— DIRECTIVE —
Each line of the listing must be transcribed exactly, except for the images, which should be excluded.

#### SUPPLIED ENTRIES

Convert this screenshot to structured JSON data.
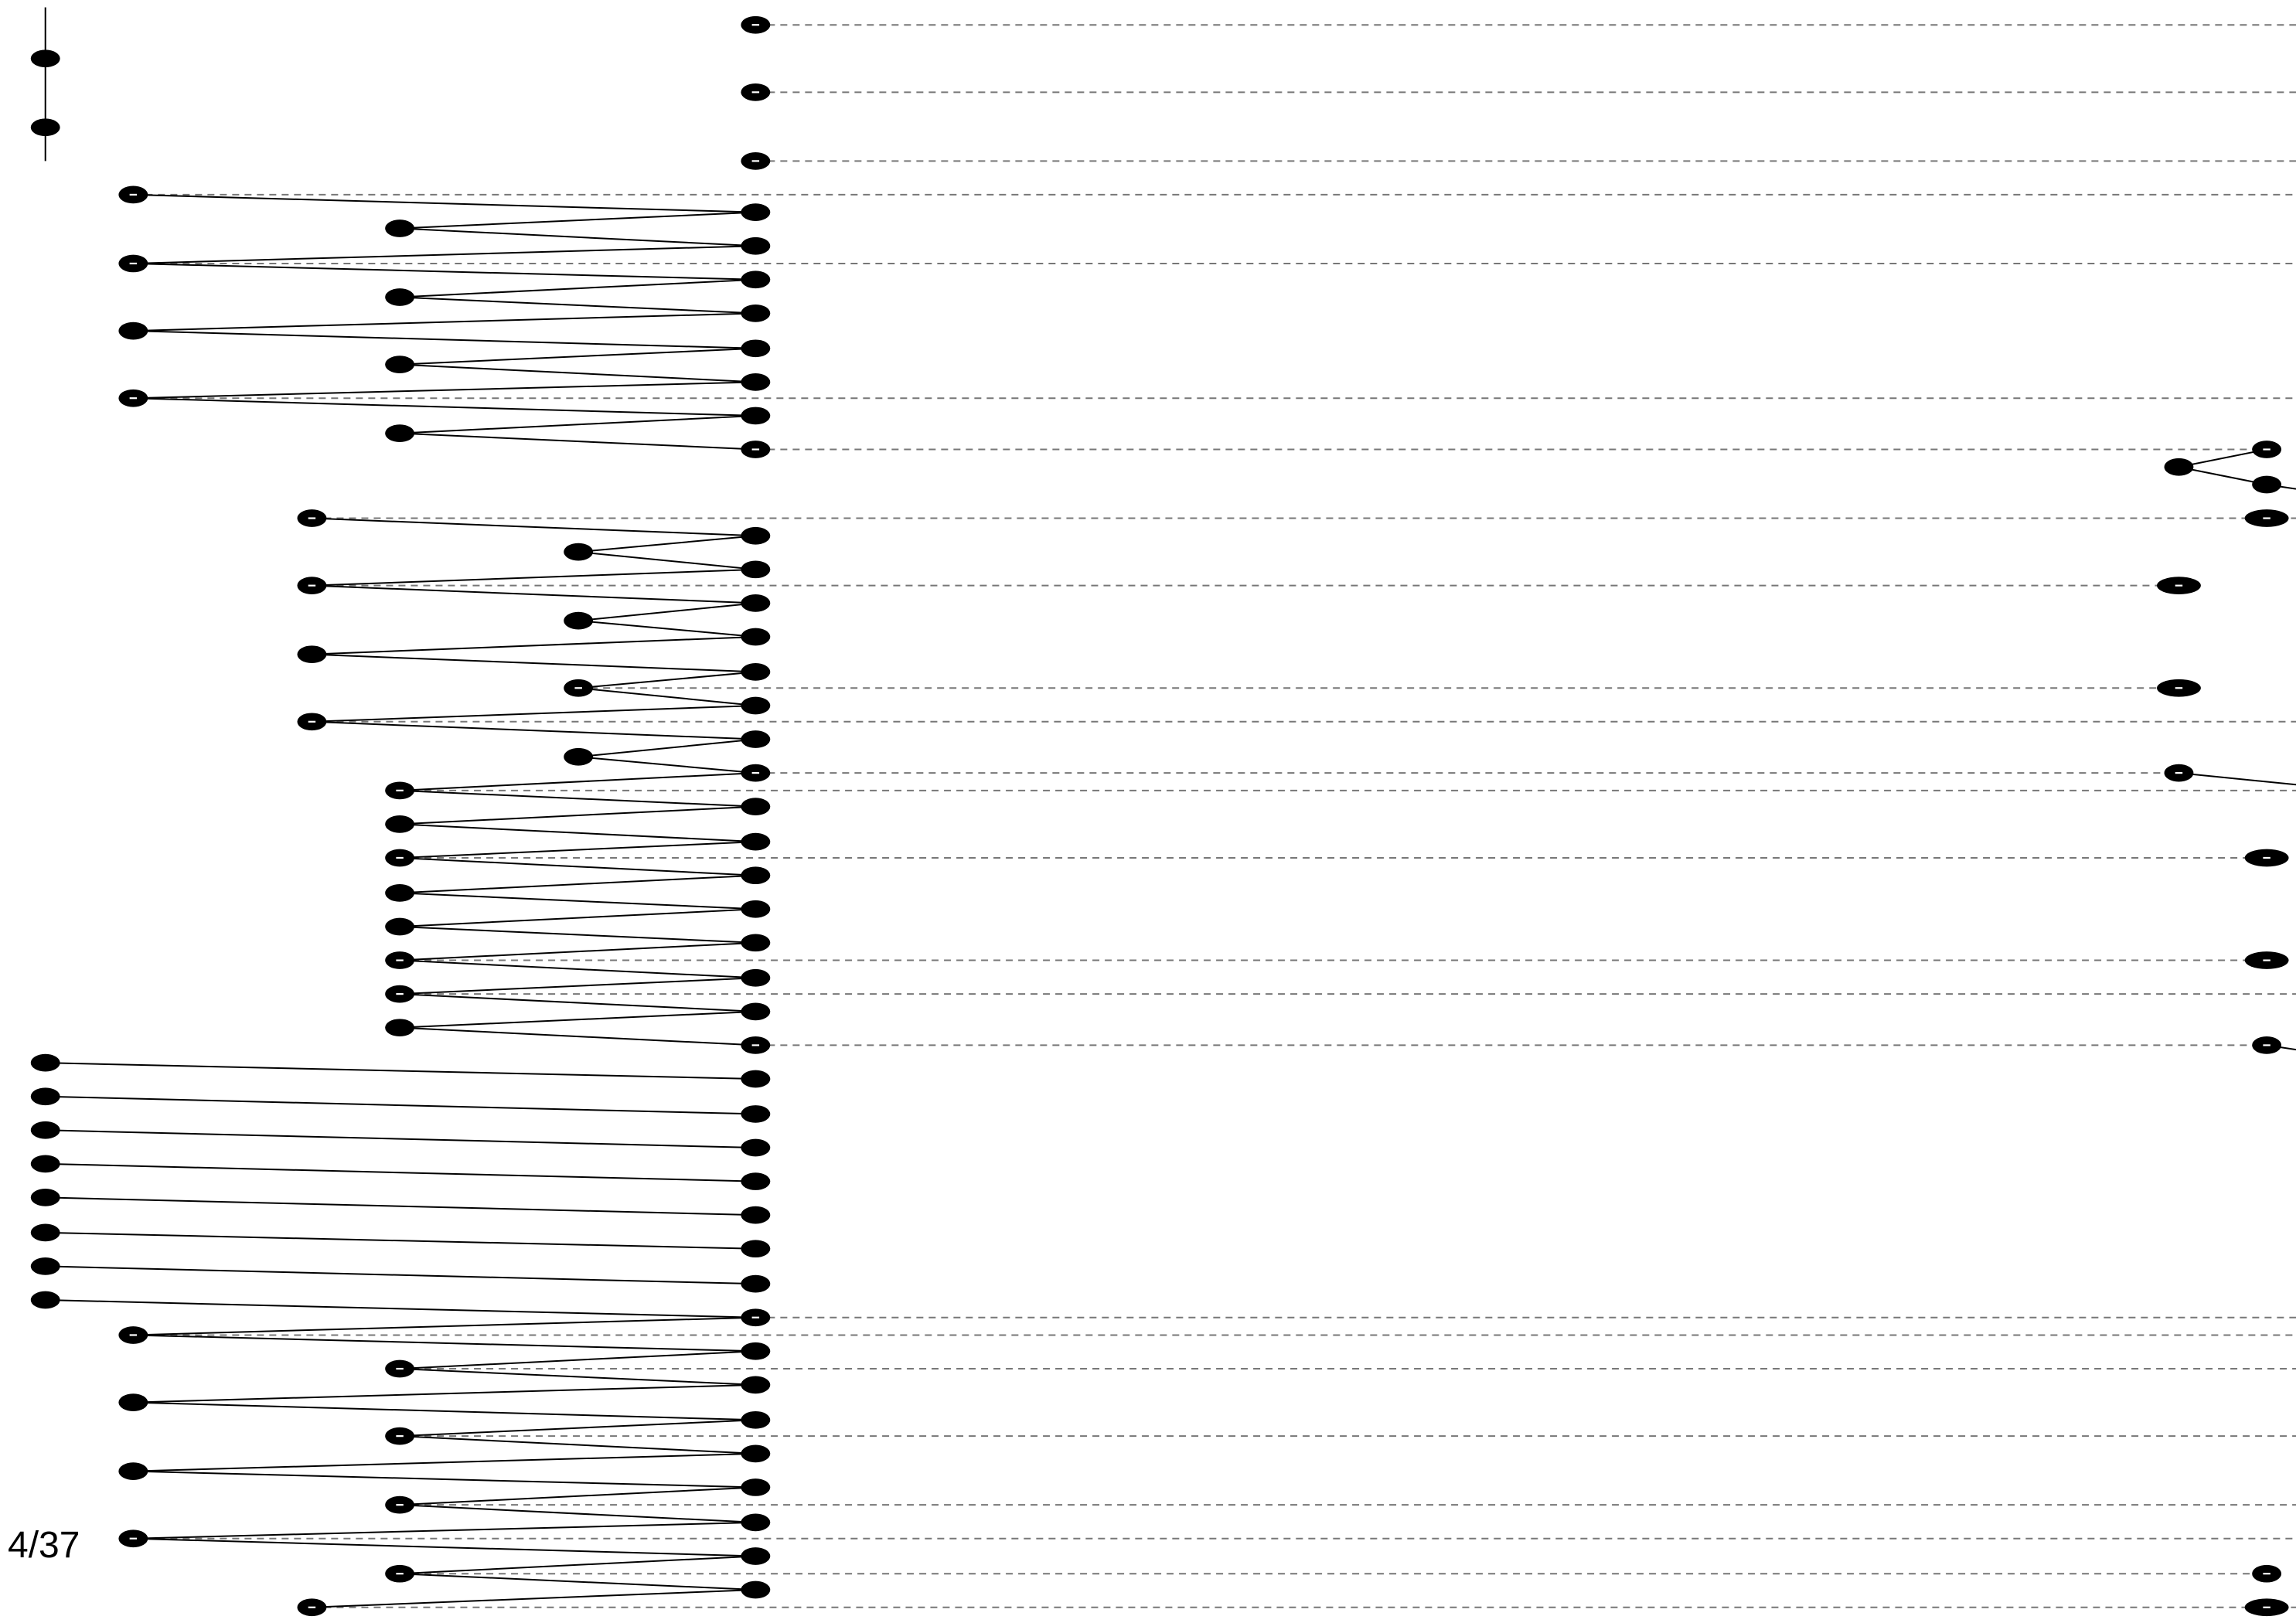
{
  "page_counter": "4/37",
  "colors": {
    "node": "#000000",
    "edge": "#000000",
    "guide": "#777777",
    "mark": "#ffffff"
  }
}
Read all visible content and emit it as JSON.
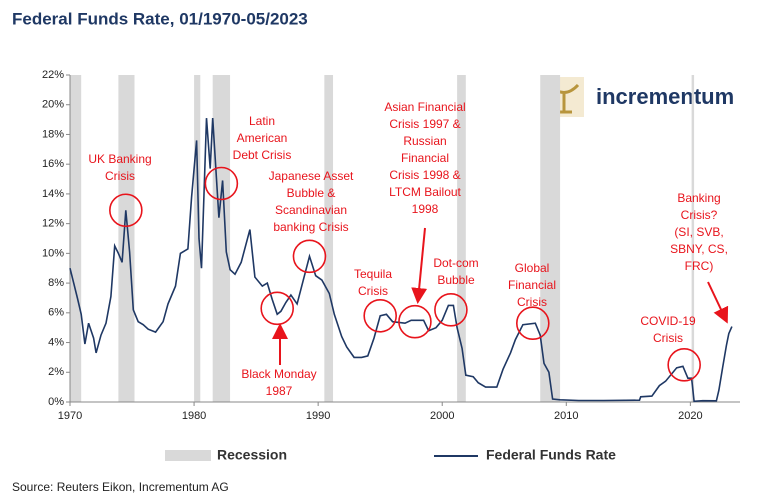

########

— IN RESPONSE —
Convert this screenshot to structured JSON data.
{
  "page_counter": "4/37",
  "colors": {
    "node": "#000000",
    "edge": "#000000",
    "guide": "#777777",
    "mark": "#ffffff"
  }
}
Read all visible content and emit it as JSON.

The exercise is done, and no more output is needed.